■ Stated exercise:
Pull every line of the entries that has the word "travail".

■ Input rows:
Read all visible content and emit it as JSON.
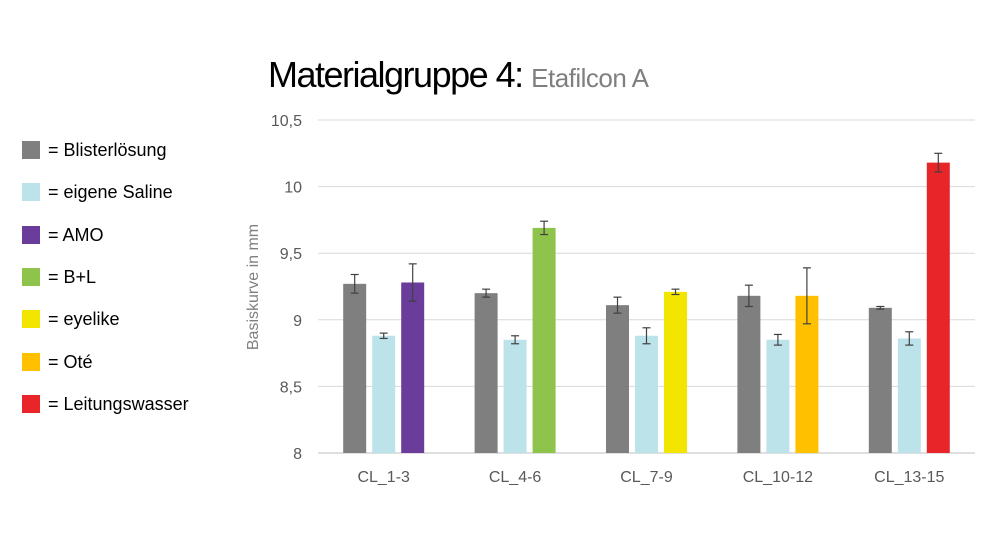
{
  "title": {
    "main": "Materialgruppe 4:",
    "sub": "Etafilcon A"
  },
  "legend": [
    {
      "label": "= Blisterlösung",
      "color": "#7f7f7f"
    },
    {
      "label": "= eigene Saline",
      "color": "#bde3ea"
    },
    {
      "label": "= AMO",
      "color": "#6a3d9a"
    },
    {
      "label": "= B+L",
      "color": "#8fc44c"
    },
    {
      "label": "= eyelike",
      "color": "#f2e600"
    },
    {
      "label": "= Oté",
      "color": "#ffc000"
    },
    {
      "label": "= Leitungswasser",
      "color": "#e8262a"
    }
  ],
  "chart_data": {
    "type": "bar",
    "ylabel": "Basiskurve in mm",
    "ylim": [
      8,
      10.5
    ],
    "yticks": [
      "8",
      "8,5",
      "9",
      "9,5",
      "10",
      "10,5"
    ],
    "grid": true,
    "categories": [
      {
        "label": "CL_1-3",
        "bars": [
          {
            "value": 9.27,
            "error": 0.07,
            "color": "#7f7f7f"
          },
          {
            "value": 8.88,
            "error": 0.02,
            "color": "#bde3ea"
          },
          {
            "value": 9.28,
            "error": 0.14,
            "color": "#6a3d9a"
          }
        ]
      },
      {
        "label": "CL_4-6",
        "bars": [
          {
            "value": 9.2,
            "error": 0.03,
            "color": "#7f7f7f"
          },
          {
            "value": 8.85,
            "error": 0.03,
            "color": "#bde3ea"
          },
          {
            "value": 9.69,
            "error": 0.05,
            "color": "#8fc44c"
          }
        ]
      },
      {
        "label": "CL_7-9",
        "bars": [
          {
            "value": 9.11,
            "error": 0.06,
            "color": "#7f7f7f"
          },
          {
            "value": 8.88,
            "error": 0.06,
            "color": "#bde3ea"
          },
          {
            "value": 9.21,
            "error": 0.02,
            "color": "#f2e600"
          }
        ]
      },
      {
        "label": "CL_10-12",
        "bars": [
          {
            "value": 9.18,
            "error": 0.08,
            "color": "#7f7f7f"
          },
          {
            "value": 8.85,
            "error": 0.04,
            "color": "#bde3ea"
          },
          {
            "value": 9.18,
            "error": 0.21,
            "color": "#ffc000"
          }
        ]
      },
      {
        "label": "CL_13-15",
        "bars": [
          {
            "value": 9.09,
            "error": 0.01,
            "color": "#7f7f7f"
          },
          {
            "value": 8.86,
            "error": 0.05,
            "color": "#bde3ea"
          },
          {
            "value": 10.18,
            "error": 0.07,
            "color": "#e8262a"
          }
        ]
      }
    ]
  }
}
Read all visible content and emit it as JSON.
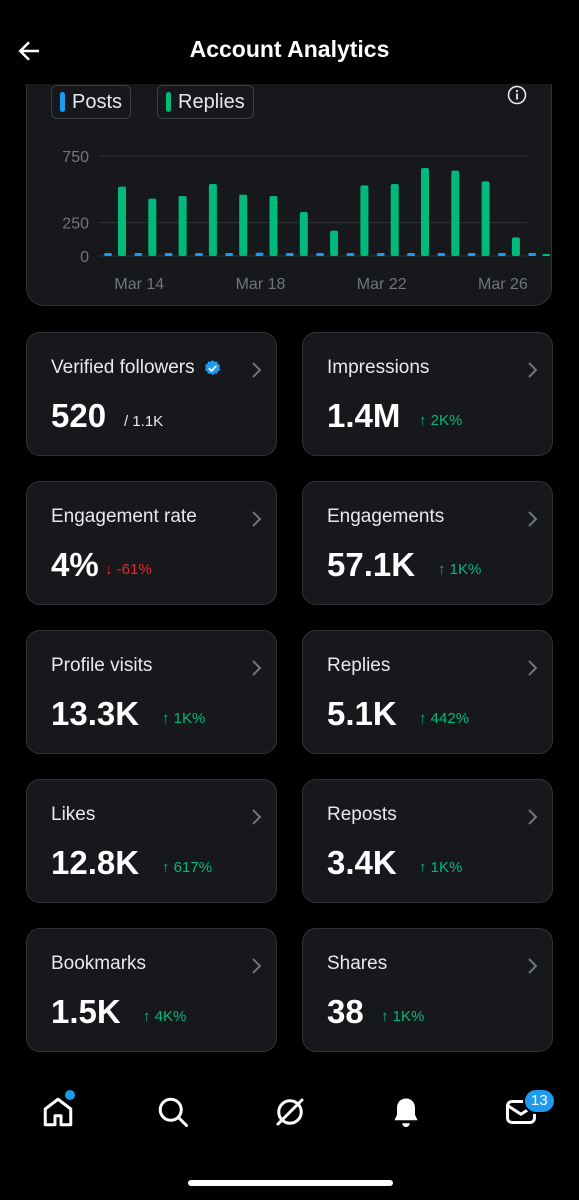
{
  "header": {
    "title": "Account Analytics"
  },
  "legend": [
    {
      "label": "Posts",
      "color": "#1d9bf0"
    },
    {
      "label": "Replies",
      "color": "#00ba7c"
    }
  ],
  "chart_data": {
    "type": "bar",
    "x_tick_labels": [
      "Mar 14",
      "Mar 18",
      "Mar 22",
      "Mar 26"
    ],
    "y_tick_labels": [
      "750",
      "250",
      "0"
    ],
    "categories": [
      "Mar 13",
      "Mar 14",
      "Mar 15",
      "Mar 16",
      "Mar 17",
      "Mar 18",
      "Mar 19",
      "Mar 20",
      "Mar 21",
      "Mar 22",
      "Mar 23",
      "Mar 24",
      "Mar 25",
      "Mar 26",
      "Mar 27"
    ],
    "series": [
      {
        "name": "Posts",
        "color": "#1d9bf0",
        "values": [
          10,
          15,
          15,
          15,
          20,
          25,
          20,
          20,
          10,
          20,
          15,
          15,
          20,
          15,
          5
        ]
      },
      {
        "name": "Replies",
        "color": "#00ba7c",
        "values": [
          520,
          430,
          450,
          540,
          460,
          450,
          330,
          190,
          530,
          540,
          660,
          640,
          560,
          140,
          0
        ]
      }
    ],
    "ylim": [
      0,
      750
    ],
    "grid": true,
    "legend": "top-left"
  },
  "metrics": [
    {
      "label": "Verified followers",
      "value": "520",
      "sub": "/ 1.1K",
      "verified": true,
      "delta": ""
    },
    {
      "label": "Impressions",
      "value": "1.4M",
      "delta": "↑ 2K%",
      "trend": "up"
    },
    {
      "label": "Engagement rate",
      "value": "4%",
      "delta": "↓ -61%",
      "trend": "down"
    },
    {
      "label": "Engagements",
      "value": "57.1K",
      "delta": "↑ 1K%",
      "trend": "up"
    },
    {
      "label": "Profile visits",
      "value": "13.3K",
      "delta": "↑ 1K%",
      "trend": "up"
    },
    {
      "label": "Replies",
      "value": "5.1K",
      "delta": "↑ 442%",
      "trend": "up"
    },
    {
      "label": "Likes",
      "value": "12.8K",
      "delta": "↑ 617%",
      "trend": "up"
    },
    {
      "label": "Reposts",
      "value": "3.4K",
      "delta": "↑ 1K%",
      "trend": "up"
    },
    {
      "label": "Bookmarks",
      "value": "1.5K",
      "delta": "↑ 4K%",
      "trend": "up"
    },
    {
      "label": "Shares",
      "value": "38",
      "delta": "↑ 1K%",
      "trend": "up"
    }
  ],
  "nav": {
    "items": [
      "home-icon",
      "search-icon",
      "grok-icon",
      "notifications-icon",
      "messages-icon"
    ],
    "messages_badge": "13"
  },
  "colors": {
    "accent": "#1d9bf0",
    "up": "#00ba7c",
    "down": "#f4212e",
    "card": "#16181c"
  }
}
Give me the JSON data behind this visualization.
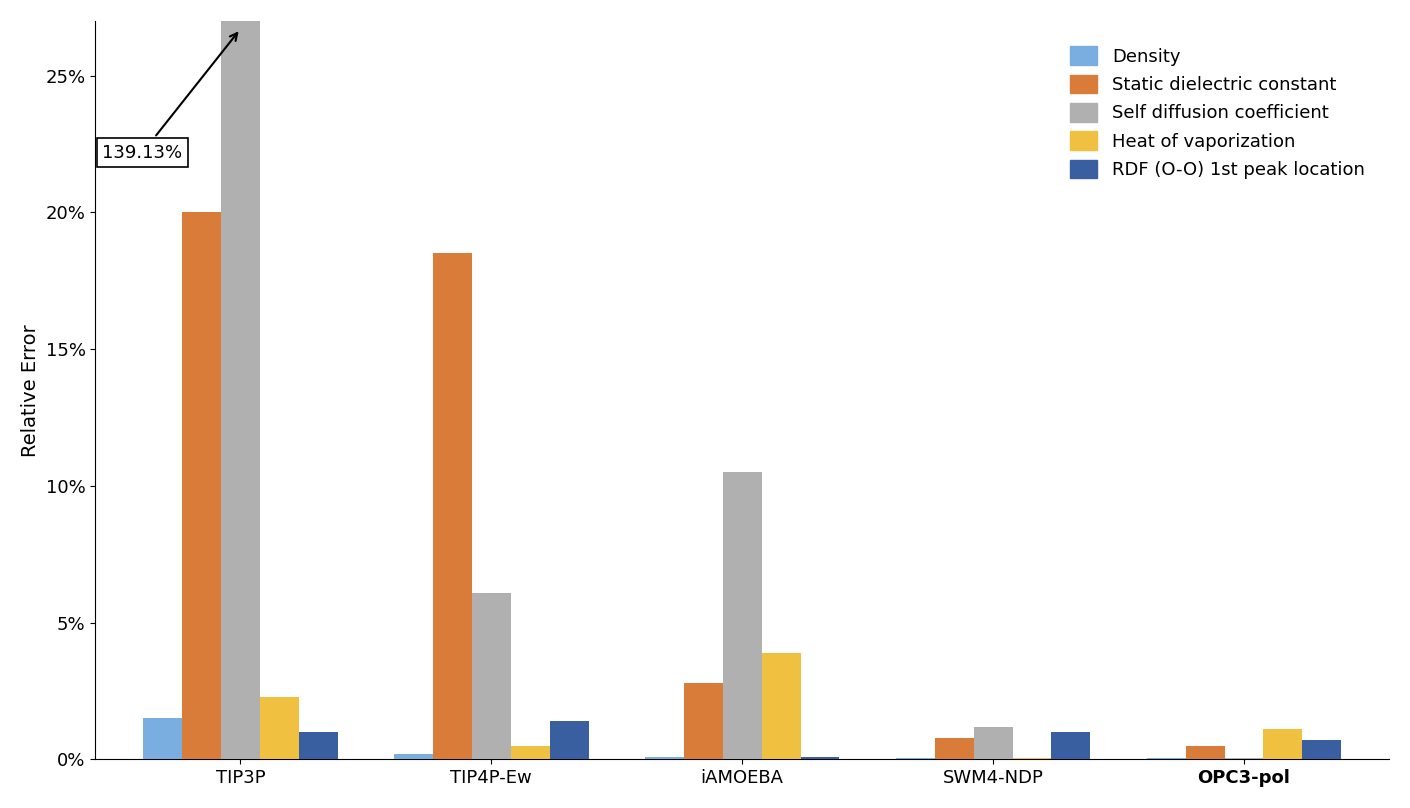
{
  "categories": [
    "TIP3P",
    "TIP4P-Ew",
    "iAMOEBA",
    "SWM4-NDP",
    "OPC3-pol"
  ],
  "series": {
    "Density": [
      1.5,
      0.2,
      0.1,
      0.05,
      0.05
    ],
    "Static dielectric constant": [
      20.0,
      18.5,
      2.8,
      0.8,
      0.5
    ],
    "Self diffusion coefficient": [
      27.0,
      6.1,
      10.5,
      1.2,
      0.05
    ],
    "Heat of vaporization": [
      2.3,
      0.5,
      3.9,
      0.05,
      1.1
    ],
    "RDF (O-O) 1st peak location": [
      1.0,
      1.4,
      0.1,
      1.0,
      0.7
    ]
  },
  "colors": {
    "Density": "#7aade0",
    "Static dielectric constant": "#d97c3a",
    "Self diffusion coefficient": "#b0b0b0",
    "Heat of vaporization": "#f0c040",
    "RDF (O-O) 1st peak location": "#3a5fa0"
  },
  "ylabel": "Relative Error",
  "ylim_max": 27.0,
  "ytick_vals": [
    0,
    5,
    10,
    15,
    20,
    25
  ],
  "yticklabels": [
    "0%",
    "5%",
    "10%",
    "15%",
    "20%",
    "25%"
  ],
  "annotation_text": "139.13%",
  "background_color": "#ffffff",
  "legend_fontsize": 13,
  "axis_fontsize": 14,
  "tick_fontsize": 13,
  "bar_width": 0.155
}
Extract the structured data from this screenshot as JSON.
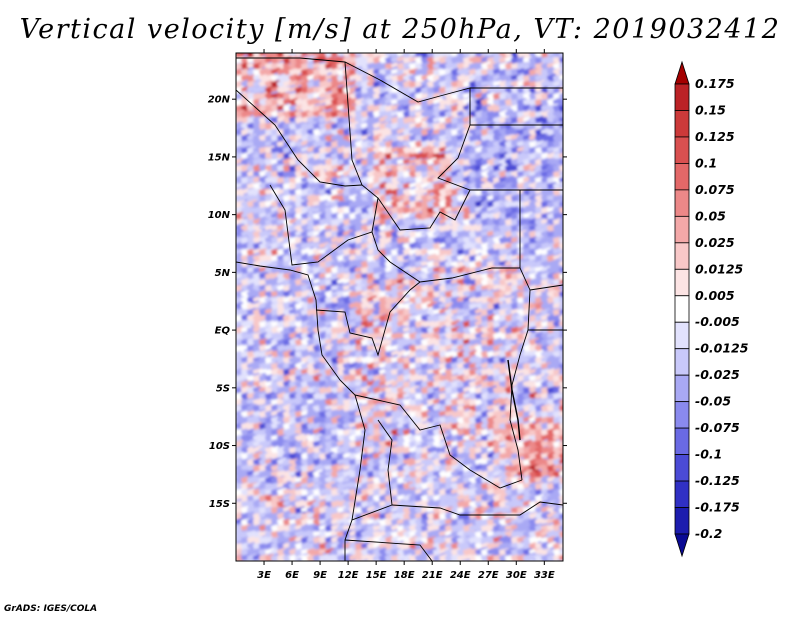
{
  "title": "Vertical velocity [m/s] at 250hPa, VT: 2019032412",
  "credit": "GrADS: IGES/COLA",
  "chart_data": {
    "type": "heatmap",
    "title": "Vertical velocity [m/s] at 250hPa, VT: 2019032412",
    "variable": "Vertical velocity",
    "units": "m/s",
    "level": "250hPa",
    "valid_time": "2019032412",
    "lon_range": [
      0,
      35
    ],
    "lat_range": [
      -20,
      24
    ],
    "x_tick_labels": [
      "3E",
      "6E",
      "9E",
      "12E",
      "15E",
      "18E",
      "21E",
      "24E",
      "27E",
      "30E",
      "33E"
    ],
    "x_tick_values": [
      3,
      6,
      9,
      12,
      15,
      18,
      21,
      24,
      27,
      30,
      33
    ],
    "y_tick_labels": [
      "20N",
      "15N",
      "10N",
      "5N",
      "EQ",
      "5S",
      "10S",
      "15S"
    ],
    "y_tick_values": [
      20,
      15,
      10,
      5,
      0,
      -5,
      -10,
      -15
    ],
    "colorbar": {
      "labels": [
        "0.175",
        "0.15",
        "0.125",
        "0.1",
        "0.075",
        "0.05",
        "0.025",
        "0.0125",
        "0.005",
        "-0.005",
        "-0.0125",
        "-0.025",
        "-0.05",
        "-0.075",
        "-0.1",
        "-0.125",
        "-0.175",
        "-0.2"
      ],
      "colors": [
        "#a40000",
        "#bb2226",
        "#cc3a3a",
        "#d95050",
        "#e36868",
        "#ec8888",
        "#f3a8a8",
        "#f8c8c8",
        "#fce4e4",
        "#ffffff",
        "#e2e2fd",
        "#c9c9fa",
        "#a9a9f4",
        "#8a8aee",
        "#6a6ae4",
        "#4b4bd6",
        "#3030c4",
        "#1c1cae",
        "#0a0a94"
      ]
    }
  }
}
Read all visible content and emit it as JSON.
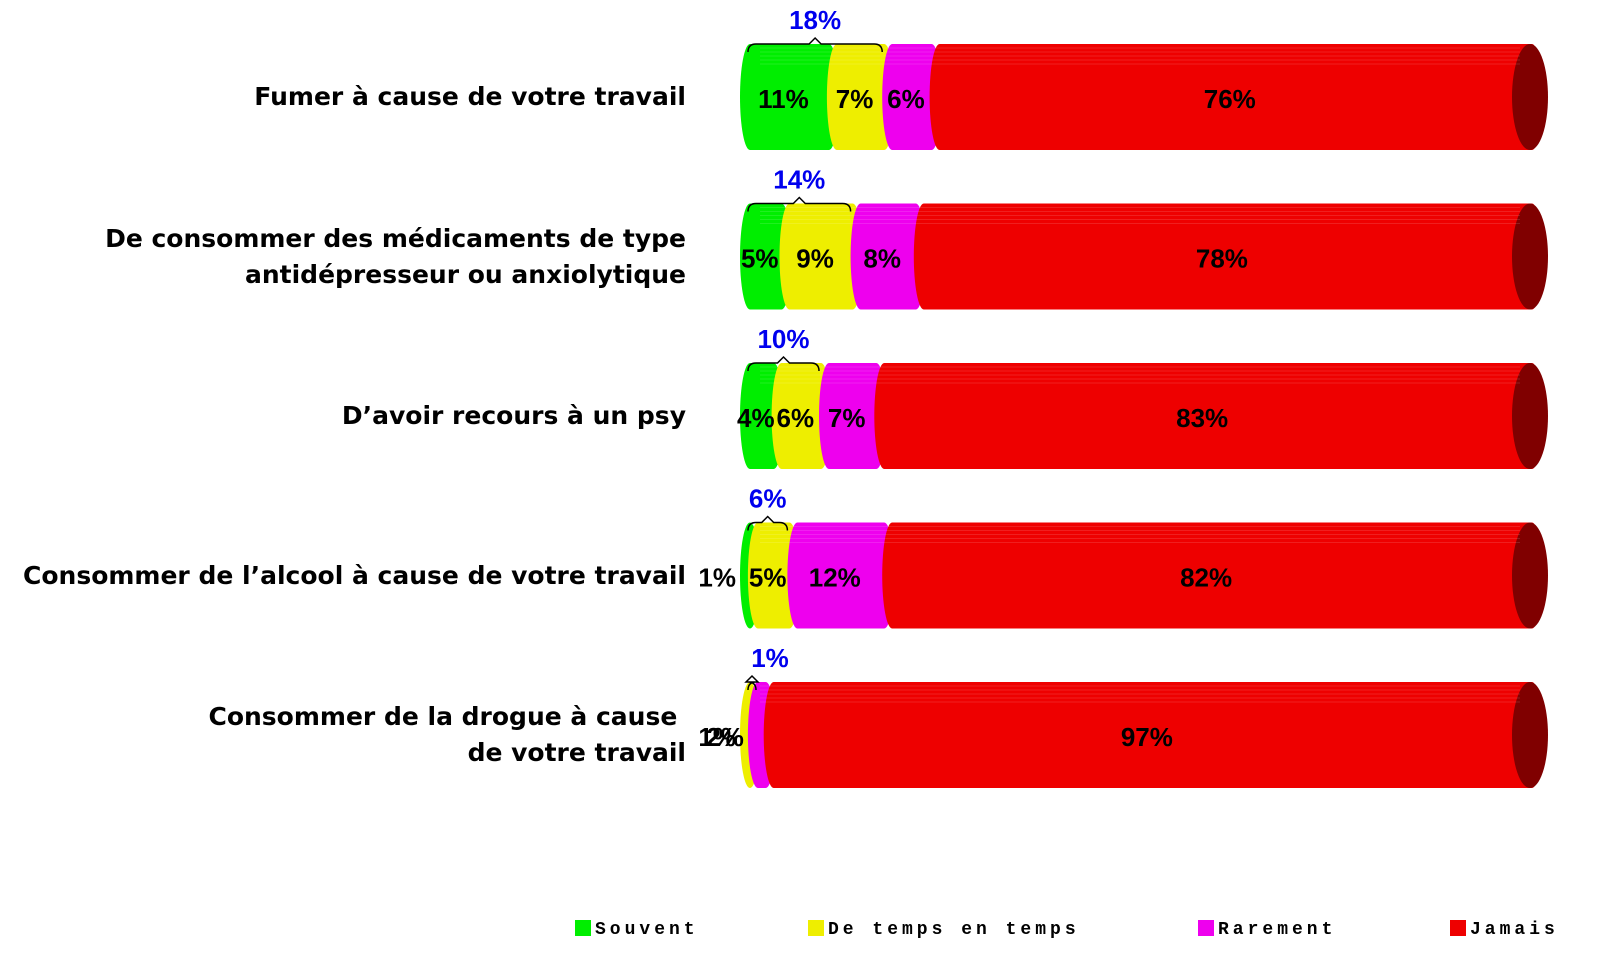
{
  "chart_data": {
    "type": "stacked-bar",
    "categories": [
      "Fumer à cause de votre travail",
      "De consommer des médicaments de type\nantidépresseur ou anxiolytique",
      "D’avoir recours à un psy",
      "Consommer de l’alcool à cause de votre travail",
      "Consommer de la drogue à cause \nde votre travail"
    ],
    "series": [
      {
        "name": "Souvent",
        "color": "#00ee00",
        "values": [
          11,
          5,
          4,
          1,
          null
        ],
        "value_labels": [
          "11%",
          "5%",
          "4%",
          "1%",
          null
        ]
      },
      {
        "name": "De temps en temps",
        "color": "#eeee00",
        "values": [
          7,
          9,
          6,
          5,
          1
        ],
        "value_labels": [
          "7%",
          "9%",
          "6%",
          "5%",
          "1%"
        ]
      },
      {
        "name": "Rarement",
        "color": "#ee00ee",
        "values": [
          6,
          8,
          7,
          12,
          2
        ],
        "value_labels": [
          "6%",
          "8%",
          "7%",
          "12%",
          "2%"
        ]
      },
      {
        "name": "Jamais",
        "color": "#ee0000",
        "values": [
          76,
          78,
          83,
          82,
          97
        ],
        "value_labels": [
          "76%",
          "78%",
          "83%",
          "82%",
          "97%"
        ]
      }
    ],
    "totals": {
      "color": "#0000ee",
      "values": [
        18,
        14,
        10,
        6,
        1
      ],
      "value_labels": [
        "18%",
        "14%",
        "10%",
        "6%",
        "1%"
      ]
    }
  }
}
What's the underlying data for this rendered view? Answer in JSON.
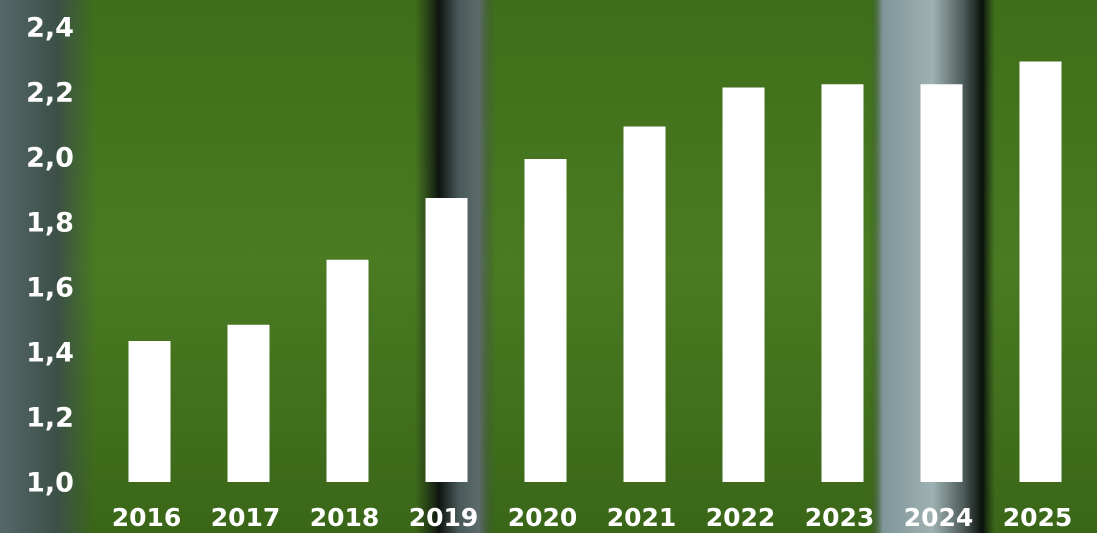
{
  "chart_data": {
    "type": "bar",
    "categories": [
      "2016",
      "2017",
      "2018",
      "2019",
      "2020",
      "2021",
      "2022",
      "2023",
      "2024",
      "2025"
    ],
    "values": [
      1.44,
      1.49,
      1.69,
      1.88,
      2.0,
      2.1,
      2.22,
      2.23,
      2.23,
      2.3
    ],
    "color": "#ffffff",
    "ylim": [
      1.0,
      2.4
    ],
    "yticks": [
      {
        "value": 1.0,
        "label": "1,0"
      },
      {
        "value": 1.2,
        "label": "1,2"
      },
      {
        "value": 1.4,
        "label": "1,4"
      },
      {
        "value": 1.6,
        "label": "1,6"
      },
      {
        "value": 1.8,
        "label": "1,8"
      },
      {
        "value": 2.0,
        "label": "2,0"
      },
      {
        "value": 2.2,
        "label": "2,2"
      },
      {
        "value": 2.4,
        "label": "2,4"
      }
    ],
    "grid": false
  }
}
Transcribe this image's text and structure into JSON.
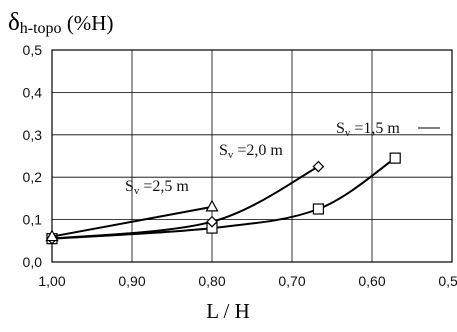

■ Task solution:
      "Fumer à cause de votre travail",
      "Consommer de l’alcool à cause de votre travail",
      "Consommer de la drogue à cause \nde votre travail"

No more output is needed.